▶ Requirements: The records below must be retyped exactly.

Stored data
· · · ·

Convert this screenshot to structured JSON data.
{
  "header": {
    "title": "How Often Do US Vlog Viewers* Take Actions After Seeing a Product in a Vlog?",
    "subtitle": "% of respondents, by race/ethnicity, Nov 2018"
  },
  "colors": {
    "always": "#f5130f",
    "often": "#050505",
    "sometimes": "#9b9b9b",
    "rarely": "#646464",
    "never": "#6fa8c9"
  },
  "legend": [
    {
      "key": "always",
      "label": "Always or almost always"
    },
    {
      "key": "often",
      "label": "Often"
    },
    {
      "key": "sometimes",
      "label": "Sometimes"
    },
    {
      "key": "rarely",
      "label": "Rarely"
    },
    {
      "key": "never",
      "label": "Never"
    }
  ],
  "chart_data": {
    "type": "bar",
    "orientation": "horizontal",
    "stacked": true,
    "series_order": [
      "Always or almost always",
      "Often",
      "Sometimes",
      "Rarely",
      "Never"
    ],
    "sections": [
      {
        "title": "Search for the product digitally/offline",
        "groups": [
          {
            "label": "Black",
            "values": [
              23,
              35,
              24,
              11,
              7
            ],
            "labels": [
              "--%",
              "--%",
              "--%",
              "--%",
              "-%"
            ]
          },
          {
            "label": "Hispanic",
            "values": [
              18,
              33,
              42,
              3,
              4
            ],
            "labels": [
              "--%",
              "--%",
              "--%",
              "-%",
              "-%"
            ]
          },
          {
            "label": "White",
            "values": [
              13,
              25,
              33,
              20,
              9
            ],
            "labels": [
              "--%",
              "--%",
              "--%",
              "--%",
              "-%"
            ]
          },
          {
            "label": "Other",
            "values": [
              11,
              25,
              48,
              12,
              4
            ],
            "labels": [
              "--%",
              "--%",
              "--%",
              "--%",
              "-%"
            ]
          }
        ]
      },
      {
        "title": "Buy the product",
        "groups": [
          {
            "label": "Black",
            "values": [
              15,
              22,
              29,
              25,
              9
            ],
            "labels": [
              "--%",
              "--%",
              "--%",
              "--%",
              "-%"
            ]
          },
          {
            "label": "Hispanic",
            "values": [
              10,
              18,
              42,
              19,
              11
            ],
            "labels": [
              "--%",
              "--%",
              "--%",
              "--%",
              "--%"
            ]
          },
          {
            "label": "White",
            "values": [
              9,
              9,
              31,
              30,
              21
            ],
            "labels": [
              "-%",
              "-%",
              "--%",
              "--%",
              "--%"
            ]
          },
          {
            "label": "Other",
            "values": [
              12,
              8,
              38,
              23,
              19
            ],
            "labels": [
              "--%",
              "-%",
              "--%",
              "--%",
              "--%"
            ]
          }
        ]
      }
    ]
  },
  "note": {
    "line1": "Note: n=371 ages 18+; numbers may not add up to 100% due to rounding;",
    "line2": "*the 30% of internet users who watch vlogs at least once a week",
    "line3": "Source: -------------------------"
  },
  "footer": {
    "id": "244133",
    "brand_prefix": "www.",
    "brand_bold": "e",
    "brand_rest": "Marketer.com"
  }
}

· · · ·

▶ Written answer:
Convert this screenshot to structured JSON data.
{
  "header": {
    "title": "How Often Do US Vlog Viewers* Take Actions After Seeing a Product in a Vlog?",
    "subtitle": "% of respondents, by race/ethnicity, Nov 2018"
  },
  "colors": {
    "always": "#f5130f",
    "often": "#050505",
    "sometimes": "#9b9b9b",
    "rarely": "#646464",
    "never": "#6fa8c9"
  },
  "legend": [
    {
      "key": "always",
      "label": "Always or almost always"
    },
    {
      "key": "often",
      "label": "Often"
    },
    {
      "key": "sometimes",
      "label": "Sometimes"
    },
    {
      "key": "rarely",
      "label": "Rarely"
    },
    {
      "key": "never",
      "label": "Never"
    }
  ],
  "chart_data": {
    "type": "bar",
    "orientation": "horizontal",
    "stacked": true,
    "series_order": [
      "Always or almost always",
      "Often",
      "Sometimes",
      "Rarely",
      "Never"
    ],
    "sections": [
      {
        "title": "Search for the product digitally/offline",
        "groups": [
          {
            "label": "Black",
            "values": [
              23,
              35,
              24,
              11,
              7
            ],
            "labels": [
              "--%",
              "--%",
              "--%",
              "--%",
              "-%"
            ]
          },
          {
            "label": "Hispanic",
            "values": [
              18,
              33,
              42,
              3,
              4
            ],
            "labels": [
              "--%",
              "--%",
              "--%",
              "-%",
              "-%"
            ]
          },
          {
            "label": "White",
            "values": [
              13,
              25,
              33,
              20,
              9
            ],
            "labels": [
              "--%",
              "--%",
              "--%",
              "--%",
              "-%"
            ]
          },
          {
            "label": "Other",
            "values": [
              11,
              25,
              48,
              12,
              4
            ],
            "labels": [
              "--%",
              "--%",
              "--%",
              "--%",
              "-%"
            ]
          }
        ]
      },
      {
        "title": "Buy the product",
        "groups": [
          {
            "label": "Black",
            "values": [
              15,
              22,
              29,
              25,
              9
            ],
            "labels": [
              "--%",
              "--%",
              "--%",
              "--%",
              "-%"
            ]
          },
          {
            "label": "Hispanic",
            "values": [
              10,
              18,
              42,
              19,
              11
            ],
            "labels": [
              "--%",
              "--%",
              "--%",
              "--%",
              "--%"
            ]
          },
          {
            "label": "White",
            "values": [
              9,
              9,
              31,
              30,
              21
            ],
            "labels": [
              "-%",
              "-%",
              "--%",
              "--%",
              "--%"
            ]
          },
          {
            "label": "Other",
            "values": [
              12,
              8,
              38,
              23,
              19
            ],
            "labels": [
              "--%",
              "-%",
              "--%",
              "--%",
              "--%"
            ]
          }
        ]
      }
    ]
  },
  "note": {
    "line1": "Note: n=371 ages 18+; numbers may not add up to 100% due to rounding;",
    "line2": "*the 30% of internet users who watch vlogs at least once a week",
    "line3": "Source: -------------------------"
  },
  "footer": {
    "id": "244133",
    "brand_prefix": "www.",
    "brand_bold": "e",
    "brand_rest": "Marketer.com"
  }
}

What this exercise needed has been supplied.